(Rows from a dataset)
# # # #

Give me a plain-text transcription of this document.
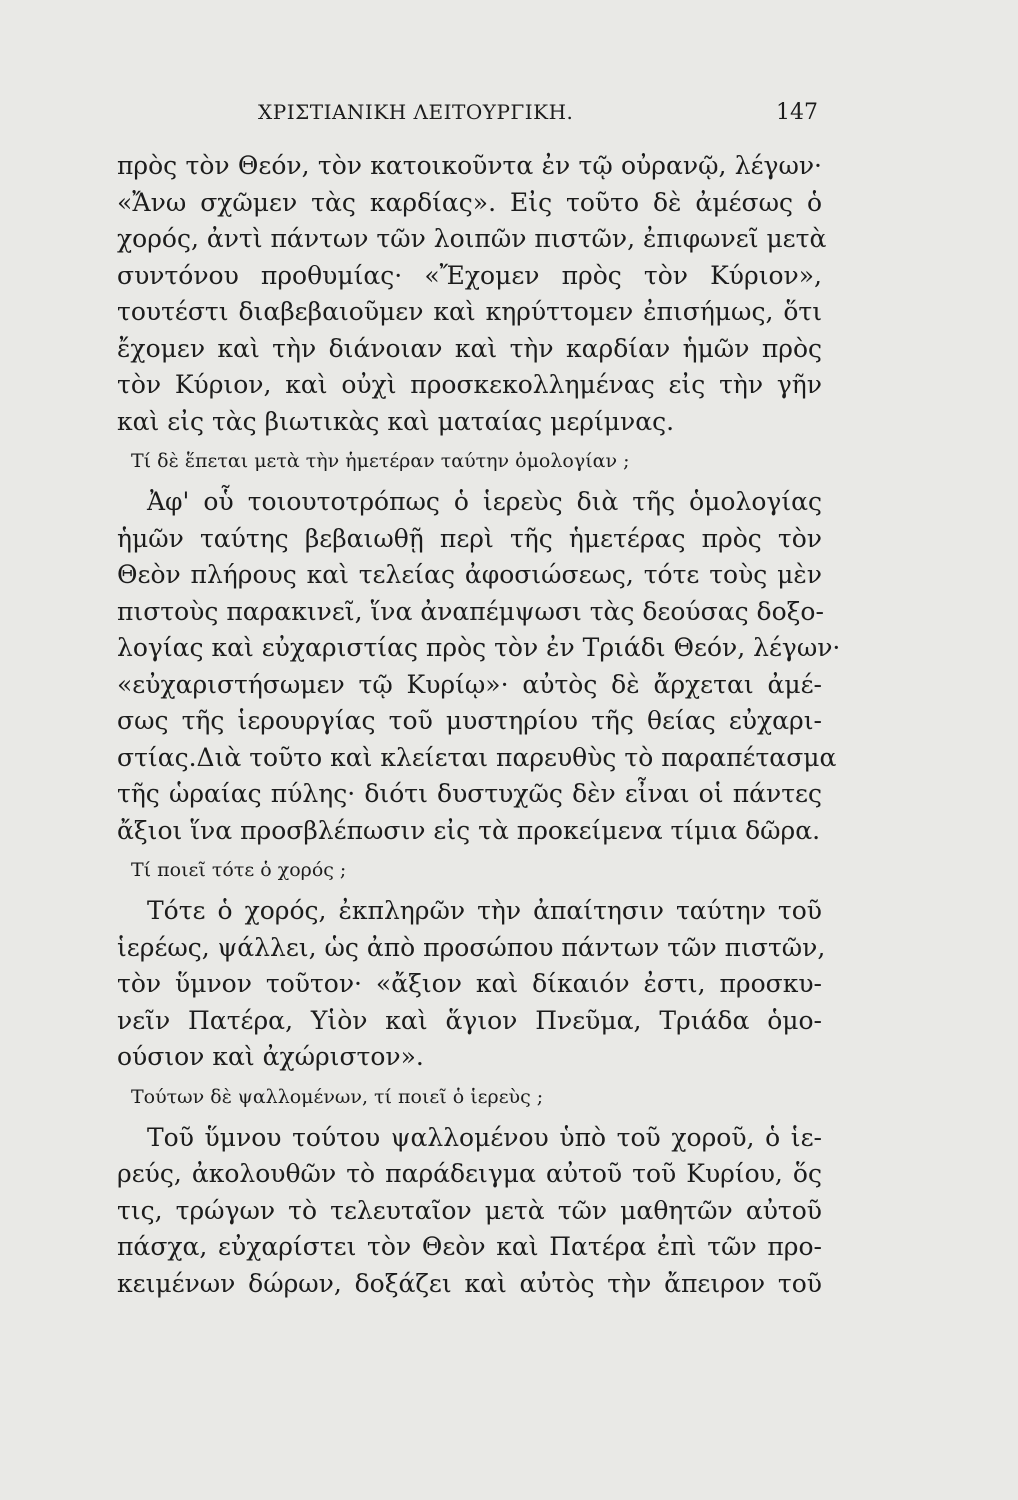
ΧΡΙΣΤΙΑΝΙΚΗ ΛΕΙΤΟΥΡΓΙΚΗ.	147
πρὸς τὸν Θεόν, τὸν κατοικοῦντα ἐν τῷ οὐρανῷ, λέγων·
«Ἄνω σχῶμεν τὰς καρδίας». Εἰς τοῦτο δὲ ἀμέσως ὁ
χορός, ἀντὶ πάντων τῶν λοιπῶν πιστῶν, ἐπιφωνεῖ μετὰ
συντόνου προθυμίας· «Ἔχομεν πρὸς τὸν Κύριον»,
τουτέστι διαβεβαιοῦμεν καὶ κηρύττομεν ἐπισήμως, ὅτι
ἔχομεν καὶ τὴν διάνοιαν καὶ τὴν καρδίαν ἡμῶν πρὸς
τὸν Κύριον, καὶ οὐχὶ προσκεκολλημένας εἰς τὴν γῆν
καὶ εἰς τὰς βιωτικὰς καὶ ματαίας μερίμνας.
Τί δὲ ἕπεται μετὰ τὴν ἡμετέραν ταύτην ὁμολογίαν ;
Ἀφ' οὗ τοιουτοτρόπως ὁ ἱερεὺς διὰ τῆς ὁμολογίας
ἡμῶν ταύτης βεβαιωθῇ περὶ τῆς ἡμετέρας πρὸς τὸν
Θεὸν πλήρους καὶ τελείας ἀφοσιώσεως, τότε τοὺς μὲν
πιστοὺς παρακινεῖ, ἵνα ἀναπέμψωσι τὰς δεούσας δοξο-
λογίας καὶ εὐχαριστίας πρὸς τὸν ἐν Τριάδι Θεόν, λέγων·
«εὐχαριστήσωμεν τῷ Κυρίῳ»· αὐτὸς δὲ ἄρχεται ἀμέ-
σως τῆς ἱερουργίας τοῦ μυστηρίου τῆς θείας εὐχαρι-
στίας.Διὰ τοῦτο καὶ κλείεται παρευθὺς τὸ παραπέτασμα
τῆς ὡραίας πύλης· διότι δυστυχῶς δὲν εἶναι οἱ πάντες
ἄξιοι ἵνα προσβλέπωσιν εἰς τὰ προκείμενα τίμια δῶρα.
Τί ποιεῖ τότε ὁ χορός ;
Τότε ὁ χορός, ἐκπληρῶν τὴν ἀπαίτησιν ταύτην τοῦ
ἱερέως, ψάλλει, ὡς ἀπὸ προσώπου πάντων τῶν πιστῶν,
τὸν ὕμνον τοῦτον· «ἄξιον καὶ δίκαιόν ἐστι, προσκυ-
νεῖν Πατέρα, Υἱὸν καὶ ἅγιον Πνεῦμα, Τριάδα ὁμο-
ούσιον καὶ ἀχώριστον».
Τούτων δὲ ψαλλομένων, τί ποιεῖ ὁ ἱερεὺς ;
Τοῦ ὕμνου τούτου ψαλλομένου ὑπὸ τοῦ χοροῦ, ὁ ἱε-
ρεύς, ἀκολουθῶν τὸ παράδειγμα αὐτοῦ τοῦ Κυρίου, ὅς
τις, τρώγων τὸ τελευταῖον μετὰ τῶν μαθητῶν αὐτοῦ
πάσχα, εὐχαρίστει τὸν Θεὸν καὶ Πατέρα ἐπὶ τῶν προ-
κειμένων δώρων, δοξάζει καὶ αὐτὸς τὴν ἄπειρον τοῦ
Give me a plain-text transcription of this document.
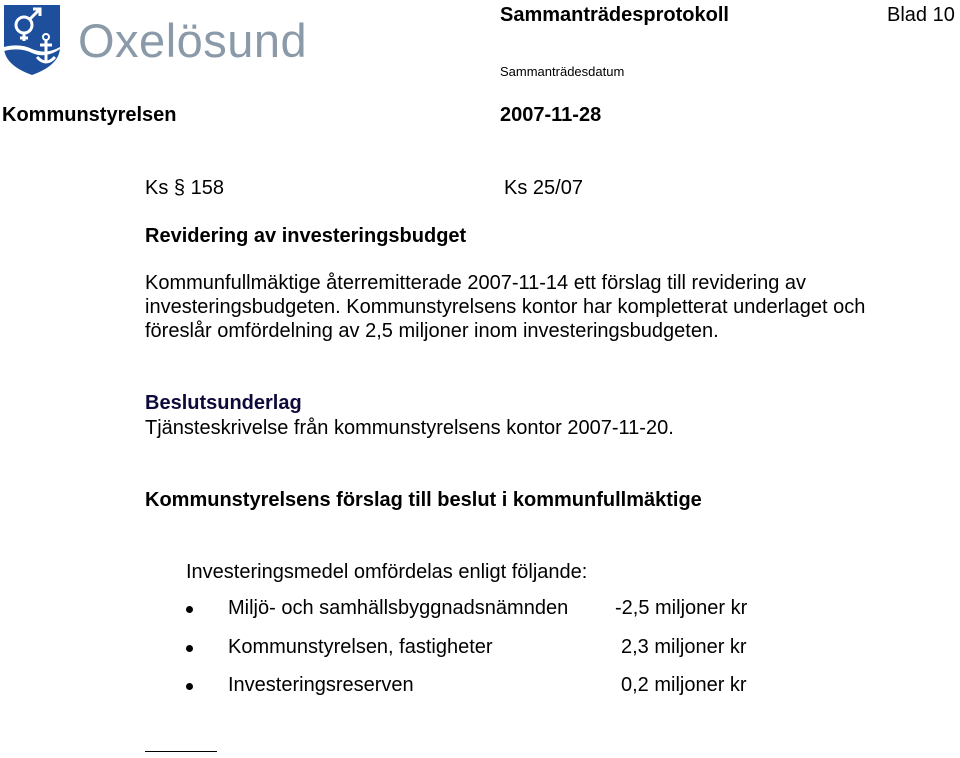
Oxelösund	Sammanträdesprotokoll	Blad 10
Sammanträdesdatum
Kommunstyrelsen	2007-11-28
Ks § 158	Ks 25/07
Revidering av investeringsbudget
Kommunfullmäktige återremitterade 2007-11-14 ett förslag till revidering av
investeringsbudgeten. Kommunstyrelsens kontor har kompletterat underlaget och
föreslår omfördelning av 2,5 miljoner inom investeringsbudgeten.
Beslutsunderlag
Tjänsteskrivelse från kommunstyrelsens kontor 2007-11-20.
Kommunstyrelsens förslag till beslut i kommunfullmäktige
Investeringsmedel omfördelas enligt följande:
Miljö- och samhällsbyggnadsnämnden -2,5 miljoner kr
Kommunstyrelsen, fastigheter	2,3 miljoner kr
Investeringsreserven	0,2 miljoner kr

# # # #

Looking at the listing above, how many of its lines contain the string "ταύτην"? Give the number alone.

RESULT OF THE TASK: 2